## Document
It is also noteworthy that it is the relatively high value of c that allowed us to think in Newtonian terms to begin with, thus that argument illustrates the essential illusion behind this “interesting consideration”: inasmuch as the universe could transmute to being Newtonian, it was already there, and vice versa, because it is the value of c that sponsors the apparent proximity between the two systems.

Traditionally, the laws of physics are considered to be immutable and the states of affairs that they act upon are considered to be in flux. To me, this seems to be regarding the laws of physics in an almost religious way, although it’s understandable because reality does appear to be this way. 

I would like to point out, first, that the entirety of the “states of affairs” is in flux. Matter is a process. Atoms “bounce off of” each other constantly, electrons travel around the nucleus, the quarks in the nucleus are moving around, etc.  Every time we see stasis we are merely objectifying repeating patterns of motion that are too small to be seen. The atom appears to be a constant object because its internal processes remain within certain parameters. This doesn’t mean that the parameters themselves are “states of affairs” that are not in flux. The parameters are merely limits that derive from the logic of physical law. The earth has a certain abstract delineation in space because it is held together by gravity, but its breadth on the microscopic level is constantly in flux, as its matter is in motion. 

To focus on the “energy” side of things, light, or an EM field, is of course a propagating wave, thus in motion. The staticity of a force field like gravity or electrostatic charge is not really a state of affairs because the force field only exists insofar as it produces an effect. It is not a thing-in-itself. It is an aspect of the way material interacts with other material across distance, which is a manifestation of the laws of physics themselves. It would be superfluous to posit the existence of a force field in-itself when (a) its state is completely supervenient (in the philosophical sense) upon the state of the matter that engenders it, and (b) it can only be known/detected or influenced through its effect on matter. Secondly, since the mass that manifests a gravitational or electrostatic force field is constantly in motion, and is itself a process, the gravitational or electrostatic force field actually consists of uncountable tiny waves of force propagating outward at the speed of light and averaging out to a practically static field. 

Universal flux is given rise to by the causal interconnectedness of everything. Unpredictability is given rise to by two things: 1. Causal, chaotic systems, and 2. quantum indeterminacy/”absolute randomness”. You can predict some things better than others, but certainty and precision can never be 100%, and thus stasis can never be 100%.

Another point I want to make is that physical laws do not “control” or “act upon” matter and energy to “make” them do what they do. If a law acted upon matter, there would have to be an active agent and that active agent would have to have further laws that to control its own animation. Or, for law X that says matter must behave in a certain way, there would have to be a law Y that says that matter must behave in accordance to law X, and a law Z that says matter must behave in accordance to law Y, etc. At the bottom of this pile of turtles there would have to be a set of rules that maintain themselves just because, and it’s equally (actually, more) likely that matter maintains its behavior just because.

Furthermore, if time is sponsored by laws “controlling” matter and energy, there must be a meta-time that makes it possible for these laws to commit the process of exercising this control.

[Spatial annotation data]
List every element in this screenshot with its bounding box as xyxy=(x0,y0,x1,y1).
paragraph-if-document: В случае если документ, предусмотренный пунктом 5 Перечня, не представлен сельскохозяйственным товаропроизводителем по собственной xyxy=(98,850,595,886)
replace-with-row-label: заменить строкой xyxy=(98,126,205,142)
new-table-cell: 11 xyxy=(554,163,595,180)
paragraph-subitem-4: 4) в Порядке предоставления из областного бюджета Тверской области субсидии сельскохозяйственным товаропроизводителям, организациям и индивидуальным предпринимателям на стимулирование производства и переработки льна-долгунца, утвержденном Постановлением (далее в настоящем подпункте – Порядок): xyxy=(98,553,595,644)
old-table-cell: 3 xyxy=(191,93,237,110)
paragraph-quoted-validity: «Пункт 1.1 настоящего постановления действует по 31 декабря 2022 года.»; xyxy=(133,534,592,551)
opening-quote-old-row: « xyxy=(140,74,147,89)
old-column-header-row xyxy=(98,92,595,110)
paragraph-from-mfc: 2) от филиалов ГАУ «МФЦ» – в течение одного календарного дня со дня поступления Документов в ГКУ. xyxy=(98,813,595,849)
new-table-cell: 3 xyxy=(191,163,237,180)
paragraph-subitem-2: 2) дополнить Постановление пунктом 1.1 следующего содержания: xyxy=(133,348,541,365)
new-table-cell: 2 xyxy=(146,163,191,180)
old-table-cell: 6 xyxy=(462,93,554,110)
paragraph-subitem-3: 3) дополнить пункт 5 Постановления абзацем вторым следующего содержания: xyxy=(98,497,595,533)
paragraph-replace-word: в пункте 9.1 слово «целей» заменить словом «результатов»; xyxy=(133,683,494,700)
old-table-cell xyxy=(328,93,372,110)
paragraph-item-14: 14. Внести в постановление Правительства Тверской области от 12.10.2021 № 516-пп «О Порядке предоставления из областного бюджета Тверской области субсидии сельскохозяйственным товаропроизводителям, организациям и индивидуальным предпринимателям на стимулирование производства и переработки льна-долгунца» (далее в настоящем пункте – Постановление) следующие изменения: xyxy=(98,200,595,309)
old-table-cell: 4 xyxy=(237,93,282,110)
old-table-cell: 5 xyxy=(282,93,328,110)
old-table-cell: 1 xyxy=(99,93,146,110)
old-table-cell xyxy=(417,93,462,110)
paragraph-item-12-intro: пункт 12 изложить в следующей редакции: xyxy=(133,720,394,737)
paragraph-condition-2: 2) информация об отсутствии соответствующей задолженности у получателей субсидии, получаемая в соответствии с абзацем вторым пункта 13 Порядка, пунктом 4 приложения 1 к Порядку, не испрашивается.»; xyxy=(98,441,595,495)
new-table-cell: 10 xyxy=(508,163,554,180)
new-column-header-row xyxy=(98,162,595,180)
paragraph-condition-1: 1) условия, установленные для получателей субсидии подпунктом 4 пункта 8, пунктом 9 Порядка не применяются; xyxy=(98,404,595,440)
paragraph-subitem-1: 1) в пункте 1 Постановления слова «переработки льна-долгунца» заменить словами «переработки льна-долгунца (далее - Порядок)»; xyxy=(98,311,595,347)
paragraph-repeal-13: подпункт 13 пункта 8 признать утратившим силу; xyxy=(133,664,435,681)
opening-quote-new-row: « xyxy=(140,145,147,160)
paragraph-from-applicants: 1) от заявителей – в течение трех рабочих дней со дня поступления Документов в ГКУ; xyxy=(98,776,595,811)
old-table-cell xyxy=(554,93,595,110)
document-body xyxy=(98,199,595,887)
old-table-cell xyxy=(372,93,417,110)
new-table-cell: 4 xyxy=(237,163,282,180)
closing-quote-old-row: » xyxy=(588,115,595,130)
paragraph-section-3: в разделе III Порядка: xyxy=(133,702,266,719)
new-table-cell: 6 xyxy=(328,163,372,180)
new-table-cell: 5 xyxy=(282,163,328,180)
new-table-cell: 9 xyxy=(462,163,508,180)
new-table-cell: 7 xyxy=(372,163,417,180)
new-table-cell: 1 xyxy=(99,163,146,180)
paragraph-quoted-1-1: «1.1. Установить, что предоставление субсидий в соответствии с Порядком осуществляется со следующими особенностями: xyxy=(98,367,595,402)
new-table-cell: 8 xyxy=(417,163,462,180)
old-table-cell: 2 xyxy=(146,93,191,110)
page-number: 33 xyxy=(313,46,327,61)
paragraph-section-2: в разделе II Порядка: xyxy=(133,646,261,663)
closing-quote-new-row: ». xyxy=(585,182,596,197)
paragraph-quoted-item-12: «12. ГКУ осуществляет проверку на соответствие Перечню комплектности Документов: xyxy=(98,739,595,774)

## What to do
a. According to the essay on physical law, what two things give rise to unpredictability?
b. Carry the essay on physical law forward from its last sentence.
This data has nothing to do with the essay on physical law.

## Responses in order
a. Causal, chaotic systems and quantum indeterminacy, or "absolute randomness."

b.
Also, control and action as we know them require an expenditure of energy. “Control” is a very humanistic concept that essentially requires intended result and active manipulation to narrow down the possibilities in the flow of energy/matter from many to a selected few. This requires energy expenditure in nearly the same way that Maxwell’s demon does, so if physical laws “controlled” matter then it would grossly violate conservation of energy.

So, how does physical “law” “work”, or limit what we think is possible, or act as the selector of possibilities, such that the selected is not forced and thus doesn’t require energy expenditure to actualize, or actively select, the selection?  The answer is that the process of behaving in accordance to physical law is the process of being logically self-consistent. For the universe to violate a law of physics would be illogical, and one would recognize the specific absurdity if one were able to apprehend the entire situation on all levels. In other words, anything one imagines to be a possibility that physics won’t allow is no more logical than a square circle. (Notice that physical laws are described in the form of mathematical equations, and math itself is nothing but a big tautology of pure logic.)

Therefore, the only immutable aspect of the laws of physics is what is derived from pure logic. Everything else is subject to the states of affairs/the flow of time/change. Of course, some things change more slowly than others. (See the ‘the entirety of the “states of affairs” is in flux’ argument above.)

If you were to do something that a naive philosopher might call “violating a law of physics,” such as by figuring out a way to travel faster than the speed of light, or by inventing an anti-gravity machine, what you are really doing is utilizing a higher order of physics that supersedes the “law” in question.  If you thought that Newtonian mechanics was the true law of the universe, you could violate it by flying two atomic clocks around the earth in opposite directions in fast airplanes.

In regard to higher orders of physics, how high does it go? Perhaps it goes all the way up to pure logic. (Or maybe, metaphysically, there simply layers and layers of what I’ll call “world texture.” Or some combination of the two.) If you can use a higher order of physics to violate or affect a lower one, then in between the higher order and the lower order is the input of state of affairs—meaning that the lower order of physics is an implication of the higher order given a specific current or typical state of affairs, which is what you are controlling if you are “violating a law of physics.”

So, again, the only immutable aspect of physics is pure logic.   

The issue that I’ve been driving at here all along is the decision to include “constants” such as the speed of light and the gravitational constant in with the supposed immutability of the laws of physics. You use a constant by plugging it into an equation. The constant comes from observation of the states of affairs, ultimately. It is arbitrary to consider the constant a part of the actual “law” and all other inputs to the equation merely parts of the states of affairs that the law acts upon. (This is also quasi-religious thinking: “We don’t know why c is the value it is, but we know that it will never change and has never changed. It is God-given.”)

It would be easy to say that it could go either way, maybe it’s changeable, maybe it’s not, if it weren’t for all of my above arguments. Everything is in flux but the laws of physics, and those are only constant inasmuch as they are manifestations of logic. (Re the “metaphysical world textures” comment made above, there’s no reason to assume such a texture would be constant.)

It follows from everything I’ve said that including “constants” in with the supposed immutability of the laws themselves is simply incorrect, unless the values of c, G, Planck’s constant, or whatever can be derived from pure logic. The best I can imagine is that it would be derived from pure logic given another “constant” to base it on, thus making it supervenient upon that other “constant” (with the possibility of that constant being derived from another constant, etc.), in part because these constants are necessarily in arbitrary units of measurement.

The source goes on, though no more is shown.